> _Given exercise_: Extend the reply about the Xen timer interrupt patch, picking up after its final sentence.

> _Extract_:
◇ ◇ ◇ ◇ ◇
I don't quite understand your description here, but just for your patch see below...

> 
> Thanks for your time!!
> Quan
> 
> ======= modification ========
> 
> diff --git a/xen/arch/x86/hvm/vlapic.c b/xen/arch/x86/hvm/vlapic.c
> index 1d5d287..cc247c3 100644
> --- a/xen/arch/x86/hvm/vlapic.c
> +++ b/xen/arch/x86/hvm/vlapic.c
> @@ -433,6 +433,11 @@ void vlapic_EOI_set(struct vlapic *vlapic)
>  void vlapic_handle_EOI(struct vlapic *vlapic, u8 vector)
>  {
>      struct domain *d = vlapic_domain(vlapic);
> +    struct hvm_intack pt_intack;
> +
> +    pt_intack.vector = vector;
> +    pt_intack.source = hvm_intsrc_lapic;
> +    pt_intr_post(vlapic_vcpu(vlapic), pt_intack);
> 
>      if ( vlapic_test_and_clear_vector(vector, &vlapic->regs->data[APIC_TMR]) )
>          vioapic_update_EOI(d, vector);
> diff --git a/xen/arch/x86/hvm/vmx/intr.c b/xen/arch/x86/hvm/vmx/intr.c
> index 8fca08c..29d9bbf 100644
> --- a/xen/arch/x86/hvm/vmx/intr.c
> +++ b/xen/arch/x86/hvm/vmx/intr.c
> @@ -333,8 +333,6 @@ void vmx_intr_assist(void)
>              clear_bit(i, &v->arch.hvm_vmx.eoi_exitmap_changed);
>              __vmwrite(EOI_EXIT_BITMAP(i), v->arch.hvm_vmx.eoi_exit_bitmap[i]);
>          }
> -
> -        pt_intr_post(v, intack);
>      }
>      else
>      {
> 

Because we update pt irq in every vmentry, there is a chance that 
already-injected instance (before EOI-induced exit happens) will 
incur another pending IRR setting if there is a VM-exit happens 
between HW virtual interrupt injection (vIRR->0, vISR->1) and 
EOI-induced exit (vISR->0), since pt_intr_post hasn't been invoked
yet. I guess this is the reason why you still see faster wallclock.

I think you need mark this pending_intr_post situation explicitly. 
Then pt_update_irq should skip such pt timer when pending_intr_post 
of that timer is true (otherwise the update is meaningless since 
previous one hasn't been posted yet). Then with your change to post 
in EOI-induced exit handler, it should work correctly to meet the goal 
- one virtual interrupt delivery for one pending pt intr...
◇ ◇ ◇ ◇ ◇
> _Material_:
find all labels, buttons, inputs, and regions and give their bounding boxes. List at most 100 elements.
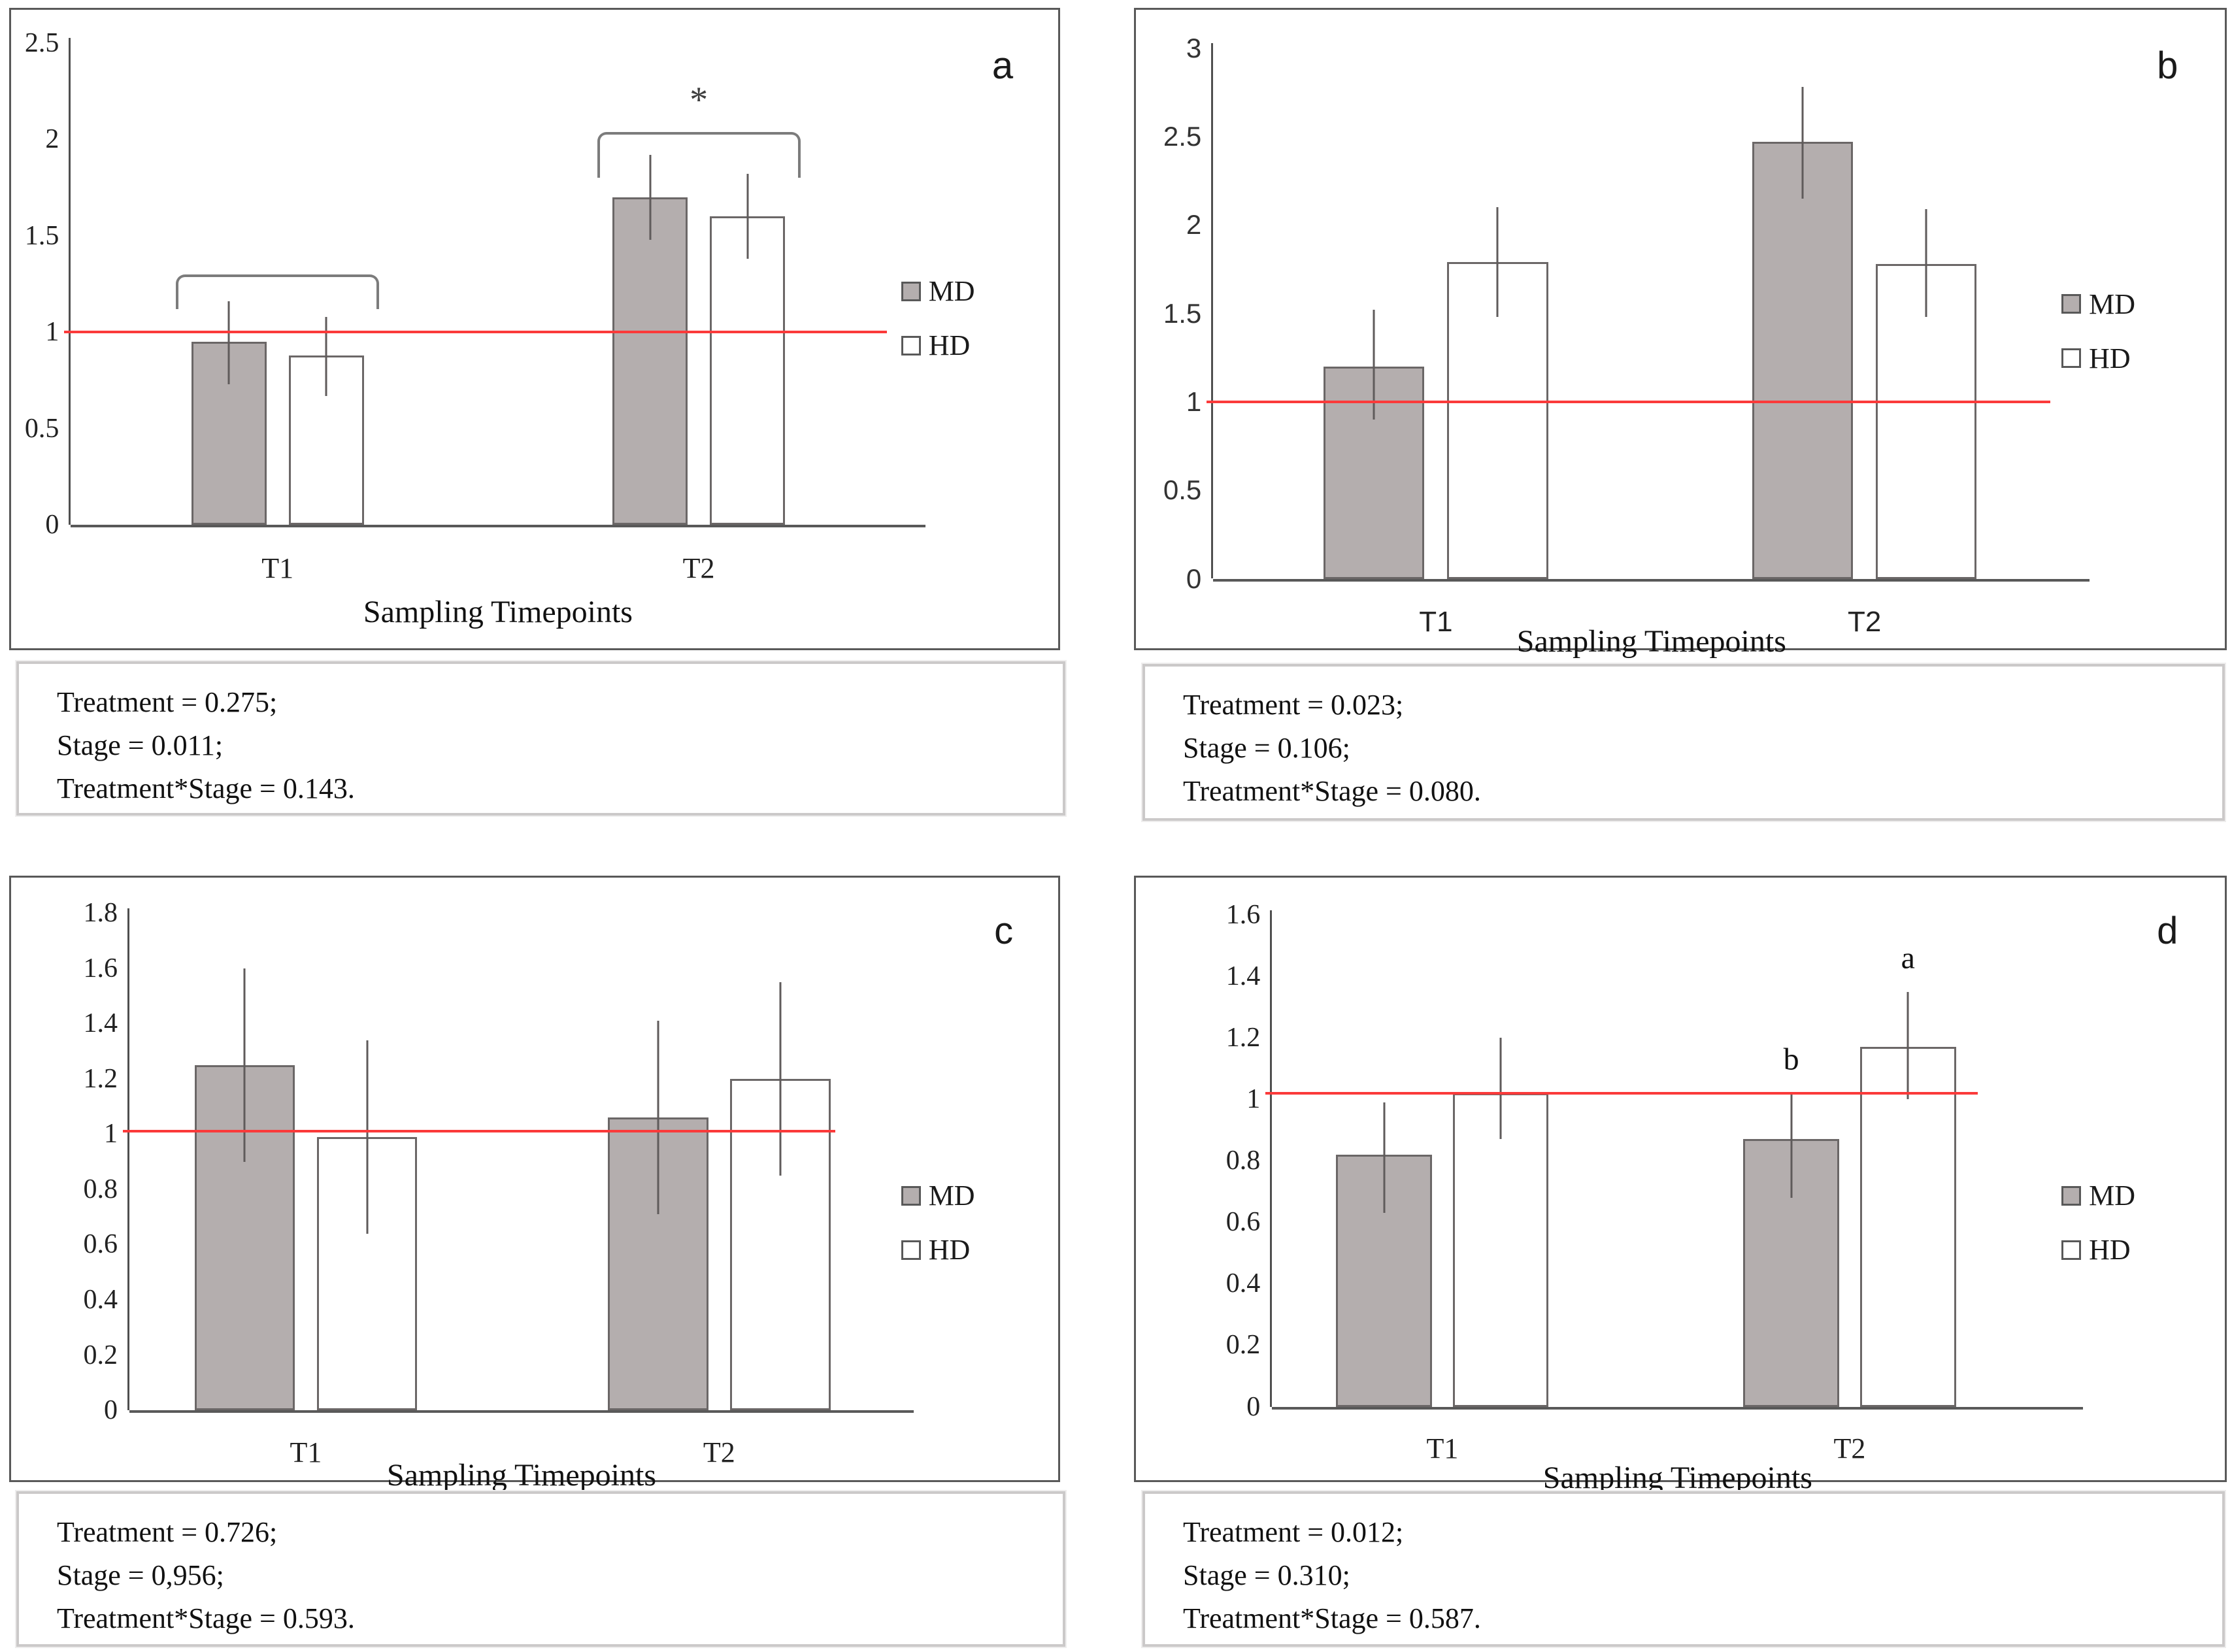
stat-line-interaction: Treatment*Stage = 0.080. (1183, 775, 1481, 807)
error-bar (1499, 1038, 1502, 1140)
legend: MD HD (2061, 288, 2135, 375)
x-axis-title: Sampling Timepoints (386, 1457, 657, 1493)
stat-line-interaction: Treatment*Stage = 0.593. (57, 1602, 355, 1634)
stat-line-treatment: Treatment = 0.275; (57, 686, 278, 718)
legend-label: MD (2089, 288, 2135, 320)
y-tick-label: 0.2 (83, 1340, 118, 1370)
panel-d-stats-box: Treatment = 0.012; Stage = 0.310; Treatm… (1142, 1491, 2225, 1647)
y-tick-label: 1 (45, 317, 59, 348)
x-axis (71, 525, 925, 528)
x-tick-label: T2 (703, 1436, 735, 1468)
legend: MD HD (901, 274, 975, 362)
y-tick-label: 0.6 (83, 1229, 118, 1260)
y-tick-label: 2.5 (1163, 120, 1202, 152)
error-bar (649, 154, 652, 240)
legend: MD HD (901, 1179, 975, 1266)
legend-swatch-hd (2061, 1240, 2082, 1260)
y-axis (127, 908, 130, 1411)
y-tick-label: 0.5 (1163, 474, 1202, 506)
x-axis (1213, 578, 2090, 582)
error-bar (746, 174, 749, 259)
stat-line-stage: Stage = 0.011; (57, 729, 224, 761)
error-bar (1383, 1102, 1386, 1214)
y-tick-label: 0 (1186, 563, 1202, 594)
bar-md-t2 (1752, 142, 1854, 579)
error-bar (1925, 208, 1927, 317)
panel-b-letter: b (2157, 44, 2178, 87)
stat-line-interaction: Treatment*Stage = 0.587. (1183, 1602, 1481, 1634)
error-bar (366, 1040, 369, 1234)
legend-swatch-md (2061, 294, 2082, 314)
x-tick-label: T1 (290, 1436, 322, 1468)
x-axis (1272, 1406, 2084, 1410)
x-tick-label: T2 (1833, 1432, 1866, 1465)
y-tick-label: 1.5 (24, 220, 59, 251)
legend-label: MD (928, 275, 975, 308)
y-tick-label: 1.2 (1225, 1023, 1261, 1053)
significance-bracket (176, 274, 380, 309)
y-tick-label: 2 (1186, 209, 1202, 240)
x-axis (129, 1410, 914, 1413)
bar-hd-t2 (1860, 1047, 1956, 1407)
error-bar (1790, 1093, 1793, 1198)
legend-label: HD (2089, 342, 2131, 374)
y-tick-label: 0 (1246, 1391, 1261, 1422)
legend-label: HD (2089, 1234, 2131, 1266)
y-tick-label: 2 (45, 124, 59, 155)
panel-a-chart: a 0 0.5 1 1.5 2 2.5 T1 T2 Sampling Timepoints MD H… (9, 8, 1060, 650)
reference-line (123, 1130, 835, 1133)
bar-hd-t1 (316, 1136, 418, 1411)
stat-line-stage: Stage = 0,956; (57, 1559, 224, 1591)
error-bar (325, 316, 327, 396)
y-tick-label: 0.5 (24, 413, 59, 444)
legend-item-hd: HD (901, 329, 975, 362)
significance-star: * (690, 79, 708, 120)
legend-item-md: MD (901, 1179, 975, 1212)
panel-b-stats-box: Treatment = 0.023; Stage = 0.106; Treatm… (1142, 664, 2225, 821)
legend-item-md: MD (901, 274, 975, 308)
stat-line-stage: Stage = 0.310; (1183, 1559, 1350, 1591)
bar-hd-t2 (1876, 263, 1977, 579)
error-bar (243, 968, 246, 1162)
stat-line-interaction: Treatment*Stage = 0.143. (57, 772, 355, 804)
legend-swatch-hd (901, 335, 921, 355)
y-tick-label: 0.8 (1225, 1146, 1261, 1176)
error-bar (1373, 310, 1375, 420)
y-tick-label: 0.4 (1225, 1268, 1261, 1299)
x-axis-title: Sampling Timepoints (1516, 623, 1786, 659)
y-tick-label: 1.6 (1225, 900, 1261, 931)
x-axis-title: Sampling Timepoints (363, 594, 633, 629)
legend-swatch-hd (901, 1240, 921, 1260)
reference-line (1265, 1091, 1978, 1095)
y-tick-label: 2.5 (24, 27, 59, 58)
x-tick-label: T1 (261, 552, 294, 585)
stat-line-treatment: Treatment = 0.023; (1183, 689, 1404, 721)
y-tick-label: 1 (104, 1119, 118, 1149)
y-tick-label: 1 (1186, 386, 1202, 417)
legend-item-md: MD (2061, 1179, 2135, 1212)
y-tick-label: 0 (104, 1395, 118, 1426)
error-bar (1496, 207, 1499, 317)
significance-bracket (597, 131, 801, 178)
legend-swatch-md (2061, 1185, 2082, 1206)
legend-item-hd: HD (2061, 1233, 2135, 1266)
stat-line-treatment: Treatment = 0.726; (57, 1516, 278, 1548)
legend: MD HD (2061, 1179, 2135, 1266)
stat-line-stage: Stage = 0.106; (1183, 732, 1350, 764)
panel-c-chart: c 0 0.2 0.4 0.6 0.8 1 1.2 1.4 1.6 1.8 T1 T2 Sampling… (9, 876, 1060, 1493)
panel-a-stats-box: Treatment = 0.275; Stage = 0.011; Treatm… (16, 661, 1065, 816)
panel-d-letter: d (2157, 910, 2178, 953)
y-tick-label: 1.2 (83, 1063, 118, 1094)
y-tick-label: 0.6 (1225, 1207, 1261, 1238)
bar-significance-letter: b (1783, 1042, 1799, 1077)
legend-item-hd: HD (901, 1233, 975, 1266)
y-tick-label: 0.4 (83, 1285, 118, 1315)
panel-d-chart: d 0 0.2 0.4 0.6 0.8 1 1.2 1.4 1.6 T1 T2 Sampling Ti… (1134, 876, 2227, 1495)
bar-md-t2 (612, 197, 688, 525)
reference-line (1207, 400, 2051, 403)
bar-hd-t2 (710, 216, 786, 525)
error-bar (1907, 991, 1909, 1100)
y-tick-label: 1.4 (83, 1008, 118, 1039)
stat-line-treatment: Treatment = 0.012; (1183, 1516, 1404, 1548)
◇ ◇ ◇ ◇ ◇
> _Task response_:
Thanks
Kevin
Xuquan (Euler) Sept. 12, 2016, 9:07 a.m. UTC | #2
On September 12, 2016 3:58 PM, Tian, Kevin <kevin.tian@intel.com> wrote:
>> From: Xuquan (Euler) [mailto:xuquan8@huawei.com]
>> Sent: Friday, September 09, 2016 11:02 AM
>>
>> On August 30, 2016 1:58 PM, Tian Kevin < kevin.tian@intel.com > wrote:
>> >> From: Xuquan (Euler) [mailto:xuquan8@huawei.com]
>> >> Sent: Friday, August 19, 2016 8:59 PM
>> diff --git a/xen/arch/x86/hvm/vlapic.c b/xen/arch/x86/hvm/vlapic.c
>> index 1d5d287..cc247c3 100644
>> --- a/xen/arch/x86/hvm/vlapic.c
>> +++ b/xen/arch/x86/hvm/vlapic.c
>> @@ -433,6 +433,11 @@ void vlapic_EOI_set(struct vlapic *vlapic)  void
>> vlapic_handle_EOI(struct vlapic *vlapic, u8 vector)  {
>>      struct domain *d = vlapic_domain(vlapic);
>> +    struct hvm_intack pt_intack;
>> +
>> +    pt_intack.vector = vector;
>> +    pt_intack.source = hvm_intsrc_lapic;
>> +    pt_intr_post(vlapic_vcpu(vlapic), pt_intack);
>>
>>      if ( vlapic_test_and_clear_vector(vector,
>&vlapic->regs->data[APIC_TMR]) )
>>          vioapic_update_EOI(d, vector); diff --git
>> a/xen/arch/x86/hvm/vmx/intr.c b/xen/arch/x86/hvm/vmx/intr.c index
>> 8fca08c..29d9bbf 100644
>> --- a/xen/arch/x86/hvm/vmx/intr.c
>> +++ b/xen/arch/x86/hvm/vmx/intr.c
>> @@ -333,8 +333,6 @@ void vmx_intr_assist(void)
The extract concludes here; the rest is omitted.